Could you output each line of the data that follows exactly?

### Extracted data

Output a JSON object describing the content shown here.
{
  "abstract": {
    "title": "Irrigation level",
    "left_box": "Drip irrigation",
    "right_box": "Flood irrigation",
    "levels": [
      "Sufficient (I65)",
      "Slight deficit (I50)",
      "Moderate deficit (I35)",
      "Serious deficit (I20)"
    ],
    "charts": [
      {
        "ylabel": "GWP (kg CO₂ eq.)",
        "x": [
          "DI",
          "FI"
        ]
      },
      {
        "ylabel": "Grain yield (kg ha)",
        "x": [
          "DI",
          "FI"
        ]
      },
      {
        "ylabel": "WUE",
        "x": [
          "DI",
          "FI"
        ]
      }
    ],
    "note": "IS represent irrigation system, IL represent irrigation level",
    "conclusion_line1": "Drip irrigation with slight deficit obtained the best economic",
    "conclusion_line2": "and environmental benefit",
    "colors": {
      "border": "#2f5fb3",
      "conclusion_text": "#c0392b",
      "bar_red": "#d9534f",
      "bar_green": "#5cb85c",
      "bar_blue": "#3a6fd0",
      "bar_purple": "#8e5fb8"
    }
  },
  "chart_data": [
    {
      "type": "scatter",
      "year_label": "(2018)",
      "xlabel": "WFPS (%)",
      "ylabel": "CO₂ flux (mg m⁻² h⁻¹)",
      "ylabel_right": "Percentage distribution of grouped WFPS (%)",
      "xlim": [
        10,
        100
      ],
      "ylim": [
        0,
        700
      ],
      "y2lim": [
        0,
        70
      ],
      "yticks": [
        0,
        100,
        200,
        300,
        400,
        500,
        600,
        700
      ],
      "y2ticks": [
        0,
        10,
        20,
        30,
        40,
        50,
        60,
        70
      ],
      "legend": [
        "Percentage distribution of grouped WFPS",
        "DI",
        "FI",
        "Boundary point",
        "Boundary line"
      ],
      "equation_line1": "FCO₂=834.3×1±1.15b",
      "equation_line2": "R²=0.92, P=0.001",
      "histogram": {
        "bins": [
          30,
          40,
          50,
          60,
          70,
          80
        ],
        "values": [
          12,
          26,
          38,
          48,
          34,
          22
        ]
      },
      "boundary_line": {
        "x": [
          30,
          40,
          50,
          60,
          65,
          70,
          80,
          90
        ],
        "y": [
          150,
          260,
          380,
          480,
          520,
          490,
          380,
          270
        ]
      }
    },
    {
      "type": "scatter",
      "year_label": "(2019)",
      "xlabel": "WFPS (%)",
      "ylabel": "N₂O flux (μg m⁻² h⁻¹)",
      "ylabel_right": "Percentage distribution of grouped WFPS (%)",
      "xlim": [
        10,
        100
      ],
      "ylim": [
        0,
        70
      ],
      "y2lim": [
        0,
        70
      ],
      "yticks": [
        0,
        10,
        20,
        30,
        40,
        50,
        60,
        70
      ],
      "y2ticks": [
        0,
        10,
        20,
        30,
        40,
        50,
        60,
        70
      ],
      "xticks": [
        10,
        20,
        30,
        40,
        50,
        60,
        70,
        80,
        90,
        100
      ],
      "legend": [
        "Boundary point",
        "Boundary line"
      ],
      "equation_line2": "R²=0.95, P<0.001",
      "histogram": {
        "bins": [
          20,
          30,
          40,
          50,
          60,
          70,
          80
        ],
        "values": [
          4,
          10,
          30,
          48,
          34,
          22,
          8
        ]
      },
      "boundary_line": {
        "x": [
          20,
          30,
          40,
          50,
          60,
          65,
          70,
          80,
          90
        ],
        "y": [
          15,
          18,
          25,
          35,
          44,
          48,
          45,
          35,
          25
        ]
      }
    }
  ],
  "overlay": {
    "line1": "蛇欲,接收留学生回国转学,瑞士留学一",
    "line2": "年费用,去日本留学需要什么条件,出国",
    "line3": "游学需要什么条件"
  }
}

######

Response to this exercise:
Output a JSON object describing the content shown here.
{
  "abstract": {
    "title": "Irrigation level",
    "left_box": "Drip irrigation",
    "right_box": "Flood irrigation",
    "levels": [
      "Sufficient (I65)",
      "Slight deficit (I50)",
      "Moderate deficit (I35)",
      "Serious deficit (I20)"
    ],
    "charts": [
      {
        "ylabel": "GWP (kg CO₂ eq.)",
        "x": [
          "DI",
          "FI"
        ]
      },
      {
        "ylabel": "Grain yield (kg ha)",
        "x": [
          "DI",
          "FI"
        ]
      },
      {
        "ylabel": "WUE",
        "x": [
          "DI",
          "FI"
        ]
      }
    ],
    "note": "IS represent irrigation system, IL represent irrigation level",
    "conclusion_line1": "Drip irrigation with slight deficit obtained the best economic",
    "conclusion_line2": "and environmental benefit",
    "colors": {
      "border": "#2f5fb3",
      "conclusion_text": "#c0392b",
      "bar_red": "#d9534f",
      "bar_green": "#5cb85c",
      "bar_blue": "#3a6fd0",
      "bar_purple": "#8e5fb8"
    }
  },
  "chart_data": [
    {
      "type": "scatter",
      "year_label": "(2018)",
      "xlabel": "WFPS (%)",
      "ylabel": "CO₂ flux (mg m⁻² h⁻¹)",
      "ylabel_right": "Percentage distribution of grouped WFPS (%)",
      "xlim": [
        10,
        100
      ],
      "ylim": [
        0,
        700
      ],
      "y2lim": [
        0,
        70
      ],
      "yticks": [
        0,
        100,
        200,
        300,
        400,
        500,
        600,
        700
      ],
      "y2ticks": [
        0,
        10,
        20,
        30,
        40,
        50,
        60,
        70
      ],
      "legend": [
        "Percentage distribution of grouped WFPS",
        "DI",
        "FI",
        "Boundary point",
        "Boundary line"
      ],
      "equation_line1": "FCO₂=834.3×1±1.15b",
      "equation_line2": "R²=0.92, P=0.001",
      "histogram": {
        "bins": [
          30,
          40,
          50,
          60,
          70,
          80
        ],
        "values": [
          12,
          26,
          38,
          48,
          34,
          22
        ]
      },
      "boundary_line": {
        "x": [
          30,
          40,
          50,
          60,
          65,
          70,
          80,
          90
        ],
        "y": [
          150,
          260,
          380,
          480,
          520,
          490,
          380,
          270
        ]
      }
    },
    {
      "type": "scatter",
      "year_label": "(2019)",
      "xlabel": "WFPS (%)",
      "ylabel": "N₂O flux (μg m⁻² h⁻¹)",
      "ylabel_right": "Percentage distribution of grouped WFPS (%)",
      "xlim": [
        10,
        100
      ],
      "ylim": [
        0,
        70
      ],
      "y2lim": [
        0,
        70
      ],
      "yticks": [
        0,
        10,
        20,
        30,
        40,
        50,
        60,
        70
      ],
      "y2ticks": [
        0,
        10,
        20,
        30,
        40,
        50,
        60,
        70
      ],
      "xticks": [
        10,
        20,
        30,
        40,
        50,
        60,
        70,
        80,
        90,
        100
      ],
      "legend": [
        "Boundary point",
        "Boundary line"
      ],
      "equation_line2": "R²=0.95, P<0.001",
      "histogram": {
        "bins": [
          20,
          30,
          40,
          50,
          60,
          70,
          80
        ],
        "values": [
          4,
          10,
          30,
          48,
          34,
          22,
          8
        ]
      },
      "boundary_line": {
        "x": [
          20,
          30,
          40,
          50,
          60,
          65,
          70,
          80,
          90
        ],
        "y": [
          15,
          18,
          25,
          35,
          44,
          48,
          45,
          35,
          25
        ]
      }
    }
  ],
  "overlay": {
    "line1": "蛇欲,接收留学生回国转学,瑞士留学一",
    "line2": "年费用,去日本留学需要什么条件,出国",
    "line3": "游学需要什么条件"
  }
}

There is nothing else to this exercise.